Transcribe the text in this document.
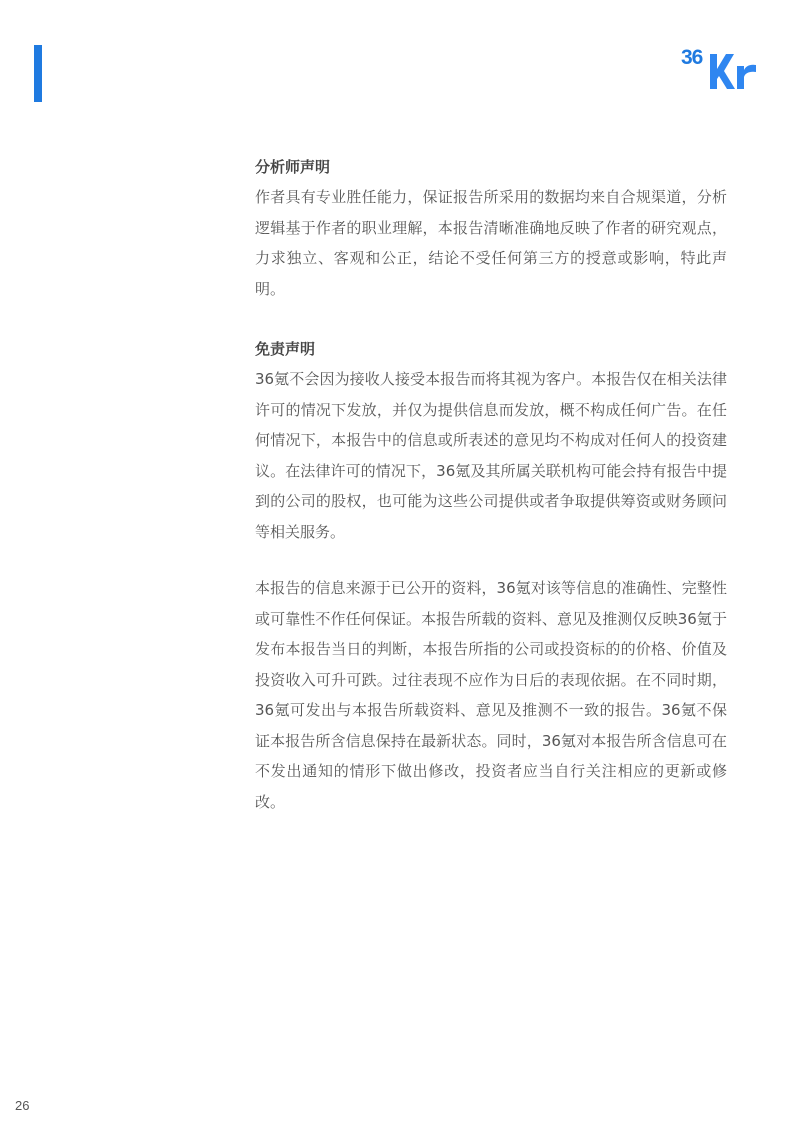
36

分析师声明

作者具有专业胜任能力，保证报告所采用的数据均来自合规渠道，分析逻辑基于作者的职业理解，本报告清晰准确地反映了作者的研究观点，力求独立、客观和公正，结论不受任何第三方的授意或影响，特此声明。

免责声明

36氪不会因为接收人接受本报告而将其视为客户。本报告仅在相关法律许可的情况下发放，并仅为提供信息而发放，概不构成任何广告。在任何情况下，本报告中的信息或所表述的意见均不构成对任何人的投资建议。在法律许可的情况下，36氪及其所属关联机构可能会持有报告中提到的公司的股权，也可能为这些公司提供或者争取提供筹资或财务顾问等相关服务。

本报告的信息来源于已公开的资料，36氪对该等信息的准确性、完整性或可靠性不作任何保证。本报告所载的资料、意见及推测仅反映36氪于发布本报告当日的判断，本报告所指的公司或投资标的的价格、价值及投资收入可升可跌。过往表现不应作为日后的表现依据。在不同时期，36氪可发出与本报告所载资料、意见及推测不一致的报告。36氪不保证本报告所含信息保持在最新状态。同时，36氪对本报告所含信息可在不发出通知的情形下做出修改，投资者应当自行关注相应的更新或修改。

26
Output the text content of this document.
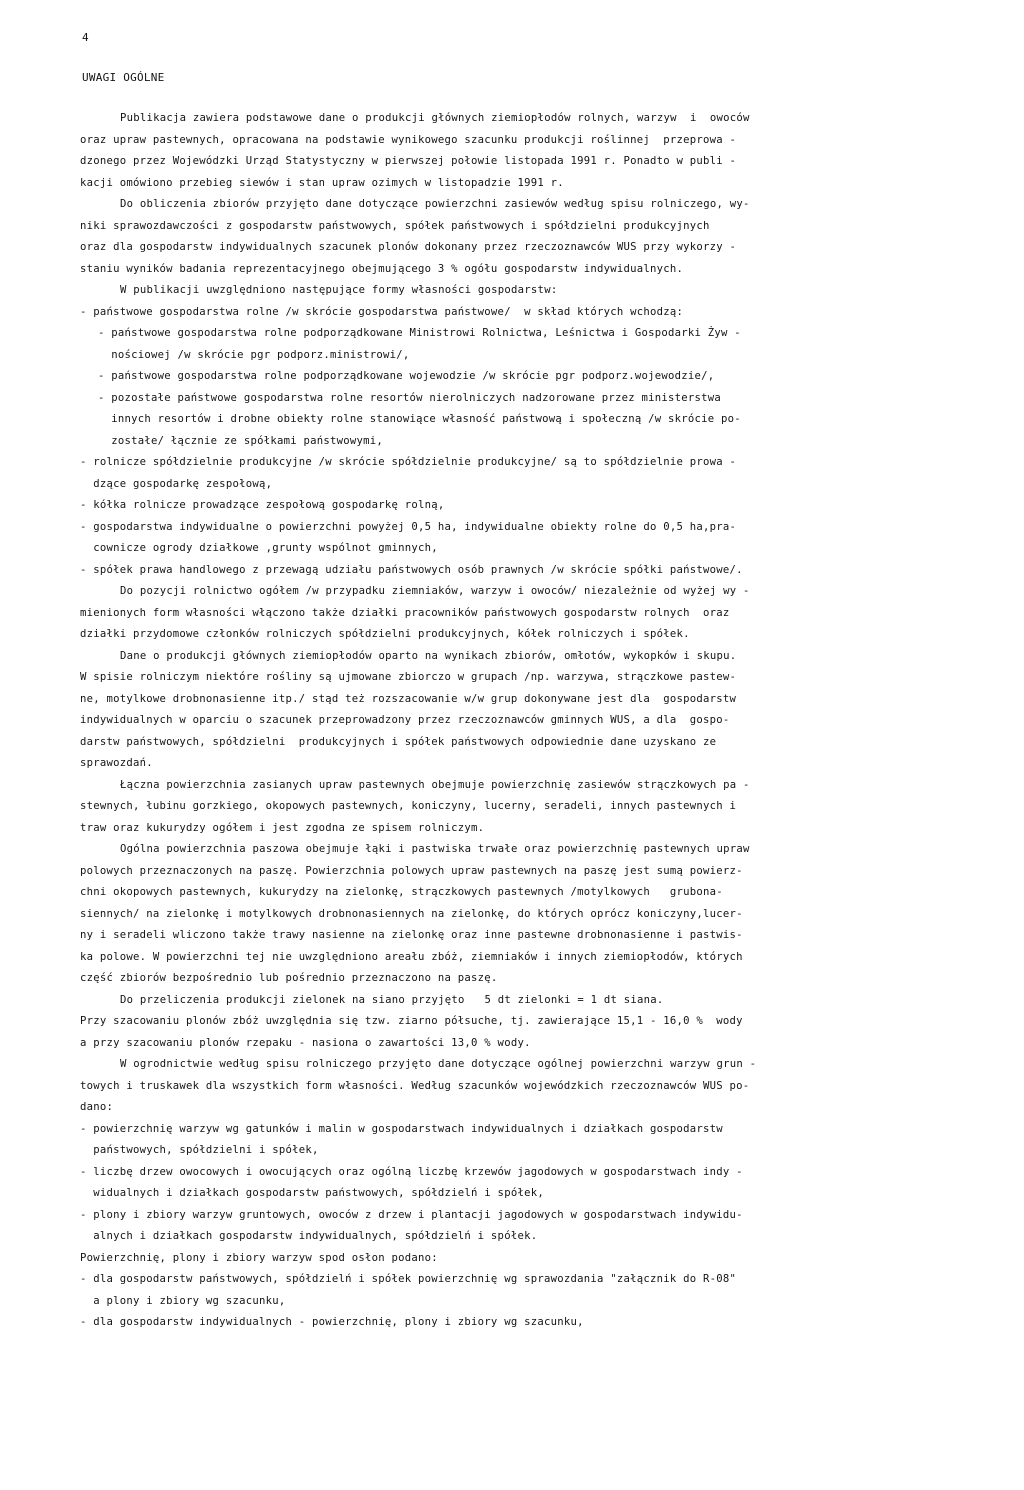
4
UWAGI OGÓLNE
Publikacja zawiera podstawowe dane o produkcji głównych ziemiopłodów rolnych, warzyw  i  owoców
oraz upraw pastewnych, opracowana na podstawie wynikowego szacunku produkcji roślinnej  przeprowa -
dzonego przez Wojewódzki Urząd Statystyczny w pierwszej połowie listopada 1991 r. Ponadto w publi -
kacji omówiono przebieg siewów i stan upraw ozimych w listopadzie 1991 r.
Do obliczenia zbiorów przyjęto dane dotyczące powierzchni zasiewów według spisu rolniczego, wy-
niki sprawozdawczości z gospodarstw państwowych, spółek państwowych i spółdzielni produkcyjnych
oraz dla gospodarstw indywidualnych szacunek plonów dokonany przez rzeczoznawców WUS przy wykorzy -
staniu wyników badania reprezentacyjnego obejmującego 3 % ogółu gospodarstw indywidualnych.
W publikacji uwzględniono następujące formy własności gospodarstw:
- państwowe gospodarstwa rolne /w skrócie gospodarstwa państwowe/  w skład których wchodzą:
- państwowe gospodarstwa rolne podporządkowane Ministrowi Rolnictwa, Leśnictwa i Gospodarki Żyw -
nościowej /w skrócie pgr podporz.ministrowi/,
- państwowe gospodarstwa rolne podporządkowane wojewodzie /w skrócie pgr podporz.wojewodzie/,
- pozostałe państwowe gospodarstwa rolne resortów nierolniczych nadzorowane przez ministerstwa
innych resortów i drobne obiekty rolne stanowiące własność państwową i społeczną /w skrócie po-
zostałe/ łącznie ze spółkami państwowymi,
- rolnicze spółdzielnie produkcyjne /w skrócie spółdzielnie produkcyjne/ są to spółdzielnie prowa -
dzące gospodarkę zespołową,
- kółka rolnicze prowadzące zespołową gospodarkę rolną,
- gospodarstwa indywidualne o powierzchni powyżej 0,5 ha, indywidualne obiekty rolne do 0,5 ha,pra-
cownicze ogrody działkowe ,grunty wspólnot gminnych,
- spółek prawa handlowego z przewagą udziału państwowych osób prawnych /w skrócie spółki państwowe/.
Do pozycji rolnictwo ogółem /w przypadku ziemniaków, warzyw i owoców/ niezależnie od wyżej wy -
mienionych form własności włączono także działki pracowników państwowych gospodarstw rolnych  oraz
działki przydomowe członków rolniczych spółdzielni produkcyjnych, kółek rolniczych i spółek.
Dane o produkcji głównych ziemiopłodów oparto na wynikach zbiorów, omłotów, wykopków i skupu.
W spisie rolniczym niektóre rośliny są ujmowane zbiorczo w grupach /np. warzywa, strączkowe pastew-
ne, motylkowe drobnonasienne itp./ stąd też rozszacowanie w/w grup dokonywane jest dla  gospodarstw
indywidualnych w oparciu o szacunek przeprowadzony przez rzeczoznawców gminnych WUS, a dla  gospo-
darstw państwowych, spółdzielni  produkcyjnych i spółek państwowych odpowiednie dane uzyskano ze
sprawozdań.
Łączna powierzchnia zasianych upraw pastewnych obejmuje powierzchnię zasiewów strączkowych pa -
stewnych, łubinu gorzkiego, okopowych pastewnych, koniczyny, lucerny, seradeli, innych pastewnych i
traw oraz kukurydzy ogółem i jest zgodna ze spisem rolniczym.
Ogólna powierzchnia paszowa obejmuje łąki i pastwiska trwałe oraz powierzchnię pastewnych upraw
polowych przeznaczonych na paszę. Powierzchnia polowych upraw pastewnych na paszę jest sumą powierz-
chni okopowych pastewnych, kukurydzy na zielonkę, strączkowych pastewnych /motylkowych   grubonа-
siennych/ na zielonkę i motylkowych drobnonasiennych na zielonkę, do których oprócz koniczyny,lucer-
ny i seradeli wliczono także trawy nasienne na zielonkę oraz inne pastewne drobnonasienne i pastwis-
ka polowe. W powierzchni tej nie uwzględniono areału zbóż, ziemniaków i innych ziemiopłodów, których
część zbiorów bezpośrednio lub pośrednio przeznaczono na paszę.
Do przeliczenia produkcji zielonek na siano przyjęto   5 dt zielonki = 1 dt siana.
Przy szacowaniu plonów zbóż uwzględnia się tzw. ziarno półsuche, tj. zawierające 15,1 - 16,0 %  wody
a przy szacowaniu plonów rzepaku - nasiona o zawartości 13,0 % wody.
W ogrodnictwie według spisu rolniczego przyjęto dane dotyczące ogólnej powierzchni warzyw grun -
towych i truskawek dla wszystkich form własności. Według szacunków wojewódzkich rzeczoznawców WUS po-
dano:
- powierzchnię warzyw wg gatunków i malin w gospodarstwach indywidualnych i działkach gospodarstw
państwowych, spółdzielni i spółek,
- liczbę drzew owocowych i owocujących oraz ogólną liczbę krzewów jagodowych w gospodarstwach indy -
widualnych i działkach gospodarstw państwowych, spółdzielń i spółek,
- plony i zbiory warzyw gruntowych, owoców z drzew i plantacji jagodowych w gospodarstwach indywidu-
alnych i działkach gospodarstw indywidualnych, spółdzielń i spółek.
Powierzchnię, plony i zbiory warzyw spod osłon podano:
- dla gospodarstw państwowych, spółdzielń i spółek powierzchnię wg sprawozdania "załącznik do R-08"
a plony i zbiory wg szacunku,
- dla gospodarstw indywidualnych - powierzchnię, plony i zbiory wg szacunku,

● ● ●

■ Aim
List every line in the records above that contains the word "drzew".

■ Solution for this exercise
- liczbę drzew owocowych i owocujących oraz ogólną liczbę krzewów jagodowych w gospodarstwach indy -
- plony i zbiory warzyw gruntowych, owoców z drzew i plantacji jagodowych w gospodarstwach indywidu-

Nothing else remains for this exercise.